◆ EXERCISE INPUT:
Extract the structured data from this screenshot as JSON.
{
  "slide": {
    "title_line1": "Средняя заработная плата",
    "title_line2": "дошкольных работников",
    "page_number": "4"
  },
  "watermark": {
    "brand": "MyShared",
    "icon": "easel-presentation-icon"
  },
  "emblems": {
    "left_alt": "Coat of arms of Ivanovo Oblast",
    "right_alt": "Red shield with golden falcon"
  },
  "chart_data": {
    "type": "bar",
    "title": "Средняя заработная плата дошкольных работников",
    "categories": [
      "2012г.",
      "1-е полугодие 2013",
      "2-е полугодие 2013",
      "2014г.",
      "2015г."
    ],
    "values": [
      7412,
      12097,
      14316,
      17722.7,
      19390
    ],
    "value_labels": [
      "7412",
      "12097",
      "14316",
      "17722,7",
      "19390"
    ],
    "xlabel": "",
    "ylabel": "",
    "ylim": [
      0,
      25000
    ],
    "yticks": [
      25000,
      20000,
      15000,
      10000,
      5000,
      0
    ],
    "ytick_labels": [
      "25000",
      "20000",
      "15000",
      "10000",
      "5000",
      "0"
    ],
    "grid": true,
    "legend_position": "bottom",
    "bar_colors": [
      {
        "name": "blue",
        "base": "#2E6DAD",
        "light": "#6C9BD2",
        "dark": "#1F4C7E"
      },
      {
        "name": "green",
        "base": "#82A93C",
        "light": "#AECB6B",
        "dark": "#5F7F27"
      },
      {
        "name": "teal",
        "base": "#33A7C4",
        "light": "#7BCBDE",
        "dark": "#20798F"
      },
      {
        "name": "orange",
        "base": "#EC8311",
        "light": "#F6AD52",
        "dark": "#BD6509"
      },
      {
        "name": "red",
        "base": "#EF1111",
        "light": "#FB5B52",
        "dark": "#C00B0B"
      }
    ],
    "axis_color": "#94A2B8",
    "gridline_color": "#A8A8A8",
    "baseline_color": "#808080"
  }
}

◆ WHAT TO PRODUCE:
Repeat the material above exactly.

◆ EXERCISE RESULT:
Extract the structured data from this screenshot as JSON.
{
  "slide": {
    "title_line1": "Средняя заработная плата",
    "title_line2": "дошкольных работников",
    "page_number": "4"
  },
  "watermark": {
    "brand": "MyShared",
    "icon": "easel-presentation-icon"
  },
  "emblems": {
    "left_alt": "Coat of arms of Ivanovo Oblast",
    "right_alt": "Red shield with golden falcon"
  },
  "chart_data": {
    "type": "bar",
    "title": "Средняя заработная плата дошкольных работников",
    "categories": [
      "2012г.",
      "1-е полугодие 2013",
      "2-е полугодие 2013",
      "2014г.",
      "2015г."
    ],
    "values": [
      7412,
      12097,
      14316,
      17722.7,
      19390
    ],
    "value_labels": [
      "7412",
      "12097",
      "14316",
      "17722,7",
      "19390"
    ],
    "xlabel": "",
    "ylabel": "",
    "ylim": [
      0,
      25000
    ],
    "yticks": [
      25000,
      20000,
      15000,
      10000,
      5000,
      0
    ],
    "ytick_labels": [
      "25000",
      "20000",
      "15000",
      "10000",
      "5000",
      "0"
    ],
    "grid": true,
    "legend_position": "bottom",
    "bar_colors": [
      {
        "name": "blue",
        "base": "#2E6DAD",
        "light": "#6C9BD2",
        "dark": "#1F4C7E"
      },
      {
        "name": "green",
        "base": "#82A93C",
        "light": "#AECB6B",
        "dark": "#5F7F27"
      },
      {
        "name": "teal",
        "base": "#33A7C4",
        "light": "#7BCBDE",
        "dark": "#20798F"
      },
      {
        "name": "orange",
        "base": "#EC8311",
        "light": "#F6AD52",
        "dark": "#BD6509"
      },
      {
        "name": "red",
        "base": "#EF1111",
        "light": "#FB5B52",
        "dark": "#C00B0B"
      }
    ],
    "axis_color": "#94A2B8",
    "gridline_color": "#A8A8A8",
    "baseline_color": "#808080"
  }
}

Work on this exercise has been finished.